* begin *

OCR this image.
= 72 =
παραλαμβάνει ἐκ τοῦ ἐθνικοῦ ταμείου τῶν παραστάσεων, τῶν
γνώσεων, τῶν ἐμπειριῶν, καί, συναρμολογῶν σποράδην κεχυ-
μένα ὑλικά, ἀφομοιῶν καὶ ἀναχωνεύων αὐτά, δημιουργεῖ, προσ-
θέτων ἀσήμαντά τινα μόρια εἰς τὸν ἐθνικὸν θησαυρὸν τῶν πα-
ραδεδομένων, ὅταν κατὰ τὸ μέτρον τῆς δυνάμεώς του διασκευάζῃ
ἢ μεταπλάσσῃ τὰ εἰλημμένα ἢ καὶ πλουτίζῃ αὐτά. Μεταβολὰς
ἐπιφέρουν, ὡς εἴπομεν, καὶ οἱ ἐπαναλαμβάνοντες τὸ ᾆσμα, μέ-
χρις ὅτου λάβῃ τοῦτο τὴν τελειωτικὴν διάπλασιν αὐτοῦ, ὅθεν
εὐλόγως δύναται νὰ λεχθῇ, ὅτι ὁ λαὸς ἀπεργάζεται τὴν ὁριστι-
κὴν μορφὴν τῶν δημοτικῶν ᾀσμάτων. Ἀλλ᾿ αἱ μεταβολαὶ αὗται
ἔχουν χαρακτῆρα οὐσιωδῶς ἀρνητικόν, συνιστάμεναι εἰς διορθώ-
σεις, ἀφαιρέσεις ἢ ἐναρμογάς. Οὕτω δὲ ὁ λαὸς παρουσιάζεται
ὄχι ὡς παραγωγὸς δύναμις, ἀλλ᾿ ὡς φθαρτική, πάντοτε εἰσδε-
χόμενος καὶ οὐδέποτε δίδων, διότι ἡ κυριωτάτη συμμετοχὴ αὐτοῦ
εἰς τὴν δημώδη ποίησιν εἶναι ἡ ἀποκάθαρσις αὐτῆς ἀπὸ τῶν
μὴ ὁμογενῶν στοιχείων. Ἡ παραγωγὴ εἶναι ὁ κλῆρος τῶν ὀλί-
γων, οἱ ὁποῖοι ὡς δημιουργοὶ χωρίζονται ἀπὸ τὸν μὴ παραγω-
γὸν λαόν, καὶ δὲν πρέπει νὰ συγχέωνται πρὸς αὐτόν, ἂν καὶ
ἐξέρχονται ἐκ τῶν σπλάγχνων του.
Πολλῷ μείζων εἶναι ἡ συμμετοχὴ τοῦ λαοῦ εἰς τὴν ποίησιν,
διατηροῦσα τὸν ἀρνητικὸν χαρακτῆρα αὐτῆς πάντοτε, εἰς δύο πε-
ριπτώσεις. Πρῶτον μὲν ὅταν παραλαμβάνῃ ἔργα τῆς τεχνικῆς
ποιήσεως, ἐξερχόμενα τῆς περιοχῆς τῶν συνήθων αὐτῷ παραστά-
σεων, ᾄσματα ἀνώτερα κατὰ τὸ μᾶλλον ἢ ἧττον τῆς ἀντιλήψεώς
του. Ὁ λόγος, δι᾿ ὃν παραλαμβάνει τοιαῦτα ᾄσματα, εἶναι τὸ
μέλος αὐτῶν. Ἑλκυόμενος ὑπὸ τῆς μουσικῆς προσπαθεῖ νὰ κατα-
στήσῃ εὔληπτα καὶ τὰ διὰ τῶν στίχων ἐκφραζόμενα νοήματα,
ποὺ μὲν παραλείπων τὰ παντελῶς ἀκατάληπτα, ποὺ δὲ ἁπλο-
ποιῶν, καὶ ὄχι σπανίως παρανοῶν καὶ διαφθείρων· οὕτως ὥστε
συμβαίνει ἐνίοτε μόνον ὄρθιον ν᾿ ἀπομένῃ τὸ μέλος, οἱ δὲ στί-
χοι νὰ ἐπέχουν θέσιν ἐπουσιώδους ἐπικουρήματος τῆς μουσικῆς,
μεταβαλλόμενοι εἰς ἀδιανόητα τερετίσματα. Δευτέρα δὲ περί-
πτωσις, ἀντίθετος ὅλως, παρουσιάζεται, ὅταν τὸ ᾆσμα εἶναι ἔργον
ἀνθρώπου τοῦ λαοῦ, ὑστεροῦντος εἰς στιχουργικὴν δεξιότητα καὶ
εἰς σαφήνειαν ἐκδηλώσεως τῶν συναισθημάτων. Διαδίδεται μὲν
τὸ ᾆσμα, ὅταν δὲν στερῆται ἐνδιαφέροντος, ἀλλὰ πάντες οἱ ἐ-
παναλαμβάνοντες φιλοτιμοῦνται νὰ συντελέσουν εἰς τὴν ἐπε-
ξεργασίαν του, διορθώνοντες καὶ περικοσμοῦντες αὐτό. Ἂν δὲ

* end *

Your instructions: Indicate how many lines of the material include the word "λαὸς"; the number alone is required.

In response: 2